▸ TASK
Look through the material below and count the lines with the string "victime". Report only the count.

◇ ◇ ◇ ◇

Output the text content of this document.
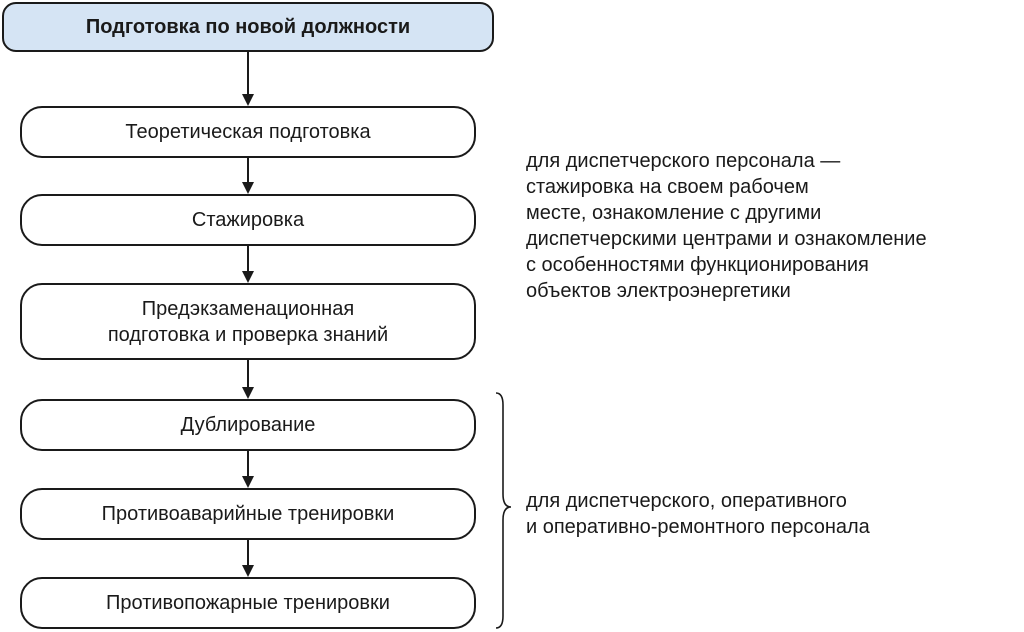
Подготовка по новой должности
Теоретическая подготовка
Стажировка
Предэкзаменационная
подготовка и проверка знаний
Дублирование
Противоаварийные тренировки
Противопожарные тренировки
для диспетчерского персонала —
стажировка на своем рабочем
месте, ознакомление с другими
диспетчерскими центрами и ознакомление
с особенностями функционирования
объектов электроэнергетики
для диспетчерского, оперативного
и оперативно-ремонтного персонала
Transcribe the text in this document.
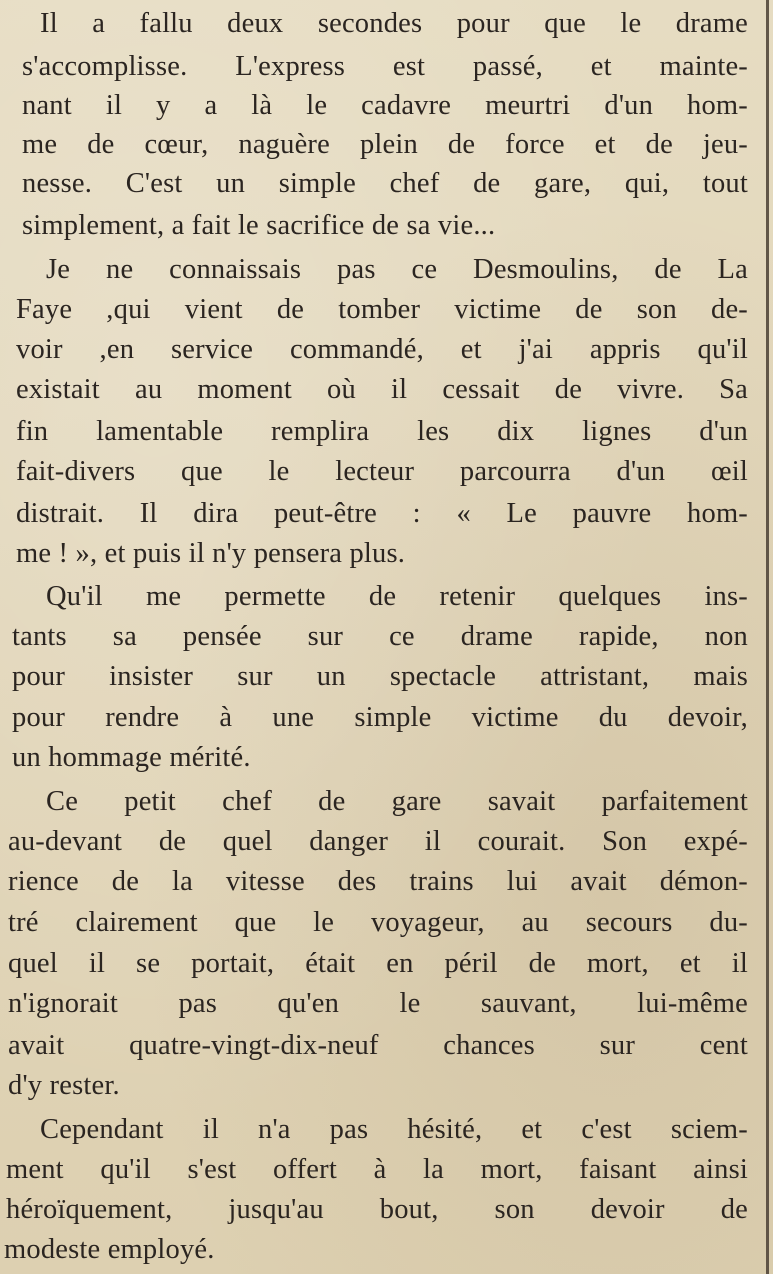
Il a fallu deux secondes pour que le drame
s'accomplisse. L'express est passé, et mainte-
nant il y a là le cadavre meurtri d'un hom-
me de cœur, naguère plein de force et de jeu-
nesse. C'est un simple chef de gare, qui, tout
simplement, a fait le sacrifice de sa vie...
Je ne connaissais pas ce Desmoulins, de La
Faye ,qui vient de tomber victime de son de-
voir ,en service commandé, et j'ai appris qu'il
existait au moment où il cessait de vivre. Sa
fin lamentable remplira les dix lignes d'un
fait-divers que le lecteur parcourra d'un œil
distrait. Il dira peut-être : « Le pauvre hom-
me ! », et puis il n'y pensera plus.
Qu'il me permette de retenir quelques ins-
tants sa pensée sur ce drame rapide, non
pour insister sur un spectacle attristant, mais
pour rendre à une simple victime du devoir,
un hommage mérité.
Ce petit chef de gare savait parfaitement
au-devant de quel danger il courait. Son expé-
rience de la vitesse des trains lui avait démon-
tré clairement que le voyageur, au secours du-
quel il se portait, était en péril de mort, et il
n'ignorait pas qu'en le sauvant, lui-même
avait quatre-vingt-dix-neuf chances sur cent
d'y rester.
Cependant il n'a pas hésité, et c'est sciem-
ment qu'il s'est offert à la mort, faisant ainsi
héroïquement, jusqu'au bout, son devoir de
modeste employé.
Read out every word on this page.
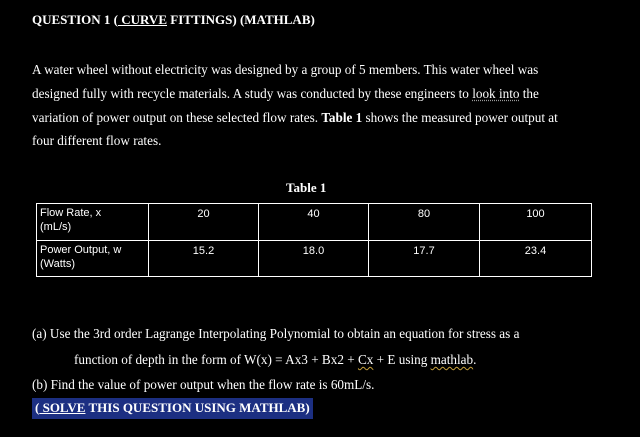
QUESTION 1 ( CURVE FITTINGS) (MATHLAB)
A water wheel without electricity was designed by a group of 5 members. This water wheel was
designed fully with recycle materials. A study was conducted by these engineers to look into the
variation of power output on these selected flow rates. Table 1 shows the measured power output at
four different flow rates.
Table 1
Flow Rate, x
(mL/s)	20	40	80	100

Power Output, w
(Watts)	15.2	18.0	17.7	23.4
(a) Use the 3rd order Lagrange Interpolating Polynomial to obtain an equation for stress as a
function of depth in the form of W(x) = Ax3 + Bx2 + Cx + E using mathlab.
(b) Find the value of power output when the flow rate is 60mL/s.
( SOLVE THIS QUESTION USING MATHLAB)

◇ ◇ ◇ ◇

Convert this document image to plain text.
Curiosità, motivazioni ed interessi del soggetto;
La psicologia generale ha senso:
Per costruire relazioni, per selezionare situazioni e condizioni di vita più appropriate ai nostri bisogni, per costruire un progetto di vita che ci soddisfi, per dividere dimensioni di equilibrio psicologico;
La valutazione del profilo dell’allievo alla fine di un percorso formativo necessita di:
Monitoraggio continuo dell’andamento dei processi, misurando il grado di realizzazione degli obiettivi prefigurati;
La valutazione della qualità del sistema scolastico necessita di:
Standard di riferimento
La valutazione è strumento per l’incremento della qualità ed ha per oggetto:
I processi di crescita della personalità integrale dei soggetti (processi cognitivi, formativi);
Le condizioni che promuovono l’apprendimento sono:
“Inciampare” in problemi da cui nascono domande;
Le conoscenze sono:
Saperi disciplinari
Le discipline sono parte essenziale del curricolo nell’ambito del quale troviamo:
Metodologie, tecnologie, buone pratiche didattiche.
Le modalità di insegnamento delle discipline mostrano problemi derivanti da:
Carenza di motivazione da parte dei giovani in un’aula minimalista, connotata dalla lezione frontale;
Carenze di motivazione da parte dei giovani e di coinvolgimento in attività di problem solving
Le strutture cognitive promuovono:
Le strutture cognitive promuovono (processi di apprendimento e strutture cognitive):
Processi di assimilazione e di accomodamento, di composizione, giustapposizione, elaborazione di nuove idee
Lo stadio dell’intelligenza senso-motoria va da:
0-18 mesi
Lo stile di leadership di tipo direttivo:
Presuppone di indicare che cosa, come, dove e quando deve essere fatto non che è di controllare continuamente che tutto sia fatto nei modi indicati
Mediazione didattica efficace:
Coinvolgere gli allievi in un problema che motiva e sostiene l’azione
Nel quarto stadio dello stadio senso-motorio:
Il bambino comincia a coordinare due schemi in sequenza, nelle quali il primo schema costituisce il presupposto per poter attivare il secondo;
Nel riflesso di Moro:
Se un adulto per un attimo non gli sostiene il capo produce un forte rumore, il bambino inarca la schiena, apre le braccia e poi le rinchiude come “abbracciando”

◇ ◇ ◇ ◇

▸ RESPONSE TO THIS TASK
2